Set problem: Gather from the listing below each line that includes the word "малокомплектных", and copy it.

___ Input for this task ___

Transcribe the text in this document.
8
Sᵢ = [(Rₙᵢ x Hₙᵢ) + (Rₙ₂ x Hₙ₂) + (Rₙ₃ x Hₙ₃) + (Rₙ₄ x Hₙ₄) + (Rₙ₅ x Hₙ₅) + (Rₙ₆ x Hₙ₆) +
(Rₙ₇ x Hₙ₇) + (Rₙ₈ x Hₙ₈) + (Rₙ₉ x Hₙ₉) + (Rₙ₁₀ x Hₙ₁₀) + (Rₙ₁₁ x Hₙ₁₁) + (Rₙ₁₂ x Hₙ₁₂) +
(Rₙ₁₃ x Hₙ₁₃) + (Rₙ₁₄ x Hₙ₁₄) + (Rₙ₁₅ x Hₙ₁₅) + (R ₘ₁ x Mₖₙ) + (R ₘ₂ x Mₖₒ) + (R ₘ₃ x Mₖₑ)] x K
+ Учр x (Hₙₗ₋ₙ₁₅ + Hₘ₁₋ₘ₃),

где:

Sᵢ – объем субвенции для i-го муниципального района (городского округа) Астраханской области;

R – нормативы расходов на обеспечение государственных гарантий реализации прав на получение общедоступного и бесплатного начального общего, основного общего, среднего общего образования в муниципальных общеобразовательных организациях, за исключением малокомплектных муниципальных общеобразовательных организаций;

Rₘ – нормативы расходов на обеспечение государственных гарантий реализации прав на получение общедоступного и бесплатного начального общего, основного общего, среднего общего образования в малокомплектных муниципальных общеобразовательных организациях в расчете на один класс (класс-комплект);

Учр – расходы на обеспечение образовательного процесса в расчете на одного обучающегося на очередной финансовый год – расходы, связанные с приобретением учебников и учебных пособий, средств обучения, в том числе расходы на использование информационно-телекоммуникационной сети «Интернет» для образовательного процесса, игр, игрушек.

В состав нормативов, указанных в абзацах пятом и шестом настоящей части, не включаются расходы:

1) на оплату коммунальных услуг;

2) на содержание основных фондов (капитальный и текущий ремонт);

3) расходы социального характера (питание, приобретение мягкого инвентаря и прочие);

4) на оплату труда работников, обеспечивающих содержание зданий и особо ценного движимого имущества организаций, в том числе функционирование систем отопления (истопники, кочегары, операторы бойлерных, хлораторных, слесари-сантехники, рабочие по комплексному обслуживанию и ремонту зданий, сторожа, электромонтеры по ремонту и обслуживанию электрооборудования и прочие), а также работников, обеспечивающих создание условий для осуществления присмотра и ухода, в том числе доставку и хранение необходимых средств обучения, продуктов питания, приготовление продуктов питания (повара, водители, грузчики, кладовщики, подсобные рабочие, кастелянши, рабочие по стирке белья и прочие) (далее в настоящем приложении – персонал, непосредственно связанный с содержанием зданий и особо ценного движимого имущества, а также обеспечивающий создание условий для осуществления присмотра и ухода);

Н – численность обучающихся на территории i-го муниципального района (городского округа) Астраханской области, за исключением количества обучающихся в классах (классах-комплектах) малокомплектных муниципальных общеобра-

___

Solution to this exercise:
R – нормативы расходов на обеспечение государственных гарантий реализации прав на получение общедоступного и бесплатного начального общего, основного общего, среднего общего образования в муниципальных общеобразовательных организациях, за исключением малокомплектных муниципальных общеобразовательных организаций;
Rₘ – нормативы расходов на обеспечение государственных гарантий реализации прав на получение общедоступного и бесплатного начального общего, основного общего, среднего общего образования в малокомплектных муниципальных общеобразовательных организациях в расчете на один класс (класс-комплект);
Н – численность обучающихся на территории i-го муниципального района (городского округа) Астраханской области, за исключением количества обучающихся в классах (классах-комплектах) малокомплектных муниципальных общеобра-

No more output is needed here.